**OBJECTIVES:**
**A)** Edit the article on kids' whining from "3. Solve the" to "reaction from you.", changing "nap" to "bath", and write out that stretch with the change.
**B)** Translate this sentence from the article on kids' whining into Spanish: "Distracting with a question about school or what they might like to do at the playground later can help."

**TEXT SECTION:**
* * * * * * *
9 tried-and-tested tips for getting the kids to stop whining*

*And why they do it in the first place.

IN OUR HOUSE, like clockwork, whining tends to happen most often at dinnertime.

Both kids are hungry and tired from a long day of preschool and playdates, and they’re starving for extra attention from us parents. My daughter, who’s three, often gets stuck on a whining jag when she’s not stuck into a project or activity.

Meanwhile, the adorable one-year-old son whines because bedtime is imminent and he wants whatever is being cooked for dinner in his mouth faster.  

That painful routine continued nightly until I figured out that a dinner started earlier in the day (without the aforementioned one-year-old) resulted in less evening whining. 

If you’re a parent, you’ll know that dealing with whining – and attempting to make it stop – can be an endlessly tricky game. But there’s no reason to reinvent the wheel on this one, and there are parents who have gone before us, honing their own strategies along the way. Here are a few tactics to try out on your own whiners…  

1. Water the flowers, not the weeds  Put simply, this is a more poetic way of reminding you to encourage the non-whining behavior and not to give any air or attention to the more ear-piercing variety. It’s a great piece of advice that I try to remember when my blood pressure starts to rise. 

2. Distract, distract, distract So says fellow parent Angela, mum to kids aged one and four. Kids can quickly get into broken record mode, repeating their whine without really even remembering what it was they wanted in the first place. Distracting with a question about school or what they might like to do at the playground later can help.

shutterstock_760577371 Shutterstock / Jasni Shutterstock / Jasni / Jasni

3. Solve the problem before it begins “We always try to set our kids up with activities that will keep them too busy to whine in the first place,” says Isaac, dad to a one-year-old and a five-year-old. “Anticipating when the whining might happen and sitting your child down with a specific activity while you fix dinner or put your other child down for a nap can save your ears in the long run.”  

4. Recognize the difference between a need and a want. “Does your kid the thing they are whining for? If not, try not to respond,” says Michael, parent to kids aged one and three. If it’s the case that your child is whining to express a need, respond with care. That’ll help your kid understand what’s going to get a reaction from you.
* * * * * * *
**Element-and-box listings:**
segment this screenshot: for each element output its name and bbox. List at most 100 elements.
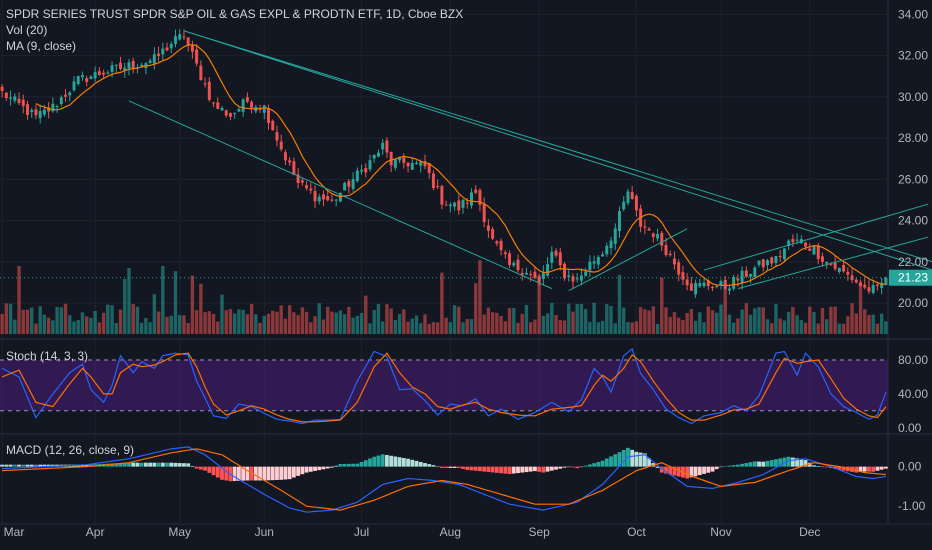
- volume-bar: [275, 311, 279, 334]
- candle-body: [812, 246, 816, 255]
- macd-histogram-bar: [621, 450, 626, 467]
- candle-body: [685, 279, 689, 286]
- trendline[interactable]: [183, 30, 932, 263]
- macd-histogram-bar: [389, 455, 394, 467]
- macd-histogram-bar: [478, 466, 482, 472]
- volume-bar: [596, 322, 601, 334]
- macd-histogram-bar: [452, 466, 457, 468]
- macd-pane[interactable]: [0, 446, 888, 513]
- macd-histogram-bar: [304, 466, 309, 473]
- volume-bar: [812, 311, 816, 334]
- macd-histogram-bar: [549, 466, 554, 471]
- candle-body: [169, 43, 173, 49]
- macd-histogram-bar: [89, 464, 93, 467]
- macd-histogram-bar: [80, 464, 85, 467]
- candle-body: [630, 192, 634, 199]
- macd-histogram-bar: [122, 462, 127, 467]
- macd-histogram-bar: [778, 458, 783, 467]
- candle-body: [601, 254, 605, 257]
- macd-histogram-bar: [630, 449, 635, 467]
- macd-histogram-bar: [156, 462, 161, 467]
- volume-bar: [562, 320, 567, 334]
- candle-body: [563, 263, 566, 279]
- volume-bar: [512, 308, 516, 334]
- candle-body: [55, 106, 59, 108]
- candle-body: [372, 154, 376, 159]
- candle-body: [596, 257, 600, 265]
- time-axis[interactable]: Mar Apr May Jun Jul Aug Sep Oct Nov Dec: [4, 525, 821, 539]
- volume-bar: [499, 315, 503, 334]
- volume-bar: [575, 303, 579, 334]
- macd-histogram-bar: [507, 466, 512, 475]
- trendline[interactable]: [183, 30, 932, 271]
- macd-histogram-bar: [524, 466, 529, 473]
- volume-bar: [854, 313, 858, 334]
- macd-histogram-bar: [186, 463, 191, 467]
- trendline[interactable]: [703, 203, 929, 271]
- candle-body: [64, 94, 68, 97]
- candle-body: [808, 248, 812, 251]
- candle-body: [744, 270, 748, 277]
- trendline[interactable]: [128, 100, 553, 290]
- macd-histogram-bar: [579, 466, 584, 468]
- candle-body: [558, 252, 562, 266]
- volume-bar: [30, 307, 34, 334]
- price-tick-label: 20.00: [898, 296, 928, 310]
- macd-legend: MACD (12, 26, close, 9): [6, 442, 134, 458]
- volume-bar: [541, 315, 546, 334]
- candle-body: [804, 242, 808, 247]
- macd-histogram-bar: [148, 462, 153, 467]
- candle-body: [702, 282, 706, 286]
- volume-bar: [199, 283, 203, 334]
- macd-histogram-bar: [313, 466, 317, 471]
- volume-bar: [681, 320, 685, 334]
- candle-body: [402, 157, 406, 163]
- volume-bar: [364, 295, 368, 334]
- candle-body: [499, 240, 503, 251]
- candle-body: [833, 262, 837, 269]
- macd-histogram-bar: [245, 466, 250, 481]
- volume-bar: [660, 277, 664, 334]
- macd-histogram-bar: [131, 462, 136, 467]
- time-tick-label: Mar: [4, 525, 25, 539]
- macd-histogram-bar: [765, 460, 770, 467]
- price-axis[interactable]: 20.00 22.00 24.00 26.00 28.00 30.00 32.00 34.00…: [889, 7, 932, 513]
- price-tick-label: 24.00: [898, 214, 928, 228]
- volume-bar: [634, 321, 639, 334]
- macd-histogram-bar: [241, 466, 246, 481]
- candle-body: [131, 60, 135, 69]
- candle-body: [398, 157, 402, 161]
- volume-bar: [228, 309, 233, 334]
- volume-bar: [875, 323, 880, 334]
- macd-histogram-bar: [207, 466, 212, 473]
- candle-body: [296, 174, 300, 184]
- candle-body: [512, 262, 516, 266]
- macd-histogram-bar: [503, 466, 508, 474]
- stoch-pane[interactable]: [0, 347, 888, 425]
- macd-tick-label: -1.00: [898, 499, 926, 513]
- candle-body: [448, 204, 452, 207]
- candle-body: [224, 110, 228, 116]
- trendline[interactable]: [568, 228, 688, 292]
- candle-body: [753, 267, 757, 277]
- volume-bar: [376, 303, 381, 334]
- macd-histogram-bar: [42, 464, 47, 467]
- trendline[interactable]: [737, 236, 929, 290]
- macd-histogram-bar: [799, 459, 804, 467]
- candle-body: [237, 109, 241, 112]
- price-pane[interactable]: [0, 29, 932, 334]
- volume-bar: [414, 315, 419, 334]
- macd-histogram-bar: [380, 454, 385, 467]
- macd-histogram-bar: [469, 466, 474, 471]
- volume-bar: [114, 323, 118, 334]
- candle-body: [106, 72, 110, 74]
- volume-bar: [55, 306, 59, 334]
- candle-body: [647, 228, 651, 231]
- candle-body: [262, 105, 266, 113]
- candle-body: [195, 49, 199, 64]
- candle-body: [440, 186, 444, 205]
- volume-bar: [372, 309, 376, 334]
- candle-body: [47, 107, 51, 112]
- time-tick-label: Dec: [799, 525, 820, 539]
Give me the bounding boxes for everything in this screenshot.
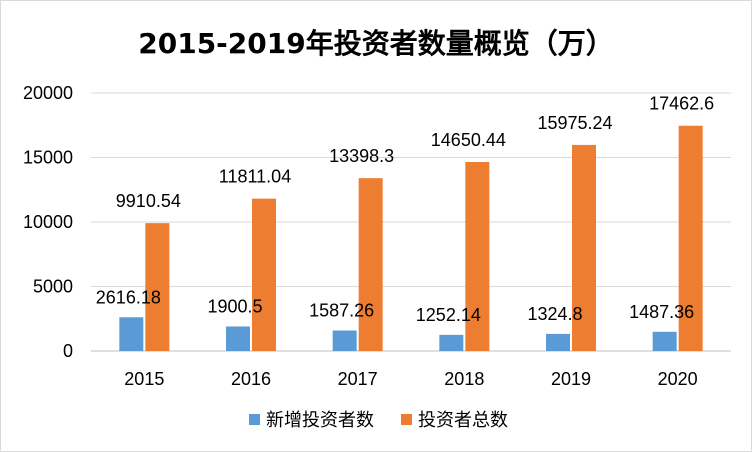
data-labels: 2616.18 9910.54 1900.5 11811.04 1587.26 13398…	[96, 94, 714, 325]
bar-new-investors	[652, 331, 677, 351]
data-label-new-investors: 2616.18	[96, 287, 161, 307]
x-tick-label: 2019	[551, 369, 591, 389]
gridlines	[91, 92, 731, 352]
data-label-total-investors: 13398.3	[329, 146, 394, 166]
x-tick-label: 2015	[124, 369, 164, 389]
bar-new-investors	[439, 334, 464, 351]
y-tick-label: 10000	[23, 212, 73, 232]
bar-total-investors	[572, 144, 596, 351]
data-label-new-investors: 1900.5	[207, 296, 262, 316]
chart-title: 2015-2019年投资者数量概览（万）	[138, 27, 613, 60]
data-label-total-investors: 9910.54	[116, 191, 181, 211]
y-tick-label: 20000	[23, 83, 73, 103]
data-label-new-investors: 1252.14	[416, 305, 481, 325]
axes: 0 5000 10000 15000 20000 2015 2016 2017 2018 2019…	[23, 83, 698, 389]
bar-total-investors	[678, 125, 703, 352]
bar-total-investors	[358, 178, 383, 351]
y-tick-label: 5000	[33, 277, 73, 297]
data-label-new-investors: 1324.8	[527, 304, 582, 324]
bar-total-investors	[145, 223, 170, 351]
legend-swatch	[401, 414, 412, 425]
bars	[119, 125, 703, 352]
bar-new-investors	[546, 333, 570, 351]
legend-label: 投资者总数	[418, 410, 508, 431]
legend-item-total-investors: 投资者总数	[401, 410, 508, 431]
x-tick-label: 2020	[658, 369, 698, 389]
x-tick-label: 2016	[231, 369, 271, 389]
data-label-total-investors: 14650.44	[431, 130, 506, 150]
data-label-new-investors: 1487.36	[629, 302, 694, 322]
data-label-total-investors: 11811.04	[219, 167, 291, 187]
x-tick-label: 2017	[338, 369, 378, 389]
y-tick-label: 0	[63, 341, 73, 361]
legend-swatch	[249, 414, 260, 425]
bar-new-investors	[332, 330, 357, 351]
legend-label: 新增投资者数	[266, 410, 374, 431]
bar-new-investors	[119, 317, 144, 351]
bar-total-investors	[465, 162, 490, 351]
y-tick-label: 15000	[23, 148, 73, 168]
x-tick-label: 2018	[444, 369, 484, 389]
legend-item-new-investors: 新增投资者数	[249, 410, 374, 431]
legend: 新增投资者数 投资者总数	[249, 410, 508, 431]
data-label-new-investors: 1587.26	[309, 301, 374, 321]
data-label-total-investors: 17462.6	[649, 94, 714, 114]
bar-total-investors	[252, 198, 276, 351]
data-label-total-investors: 15975.24	[537, 113, 612, 133]
bar-new-investors	[226, 326, 250, 351]
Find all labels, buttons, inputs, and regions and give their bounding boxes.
* * * * * * *
**RESPONSES TO THE TASKS:**
**A)**
3. Solve the problem before it begins “We always try to set our kids up with activities that will keep them too busy to whine in the first place,” says Isaac, dad to a one-year-old and a five-year-old. “Anticipating when the whining might happen and sitting your child down with a specific activity while you fix dinner or put your other child down for a bath can save your ears in the long run.”  

4. Recognize the difference between a need and a want. “Does your kid the thing they are whining for? If not, try not to respond,” says Michael, parent to kids aged one and three. If it’s the case that your child is whining to express a need, respond with care. That’ll help your kid understand what’s going to get a reaction from you.

**B)** Distraerlos con una pregunta sobre la escuela o sobre lo que les gustaría hacer más tarde en el parque infantil puede ayudar.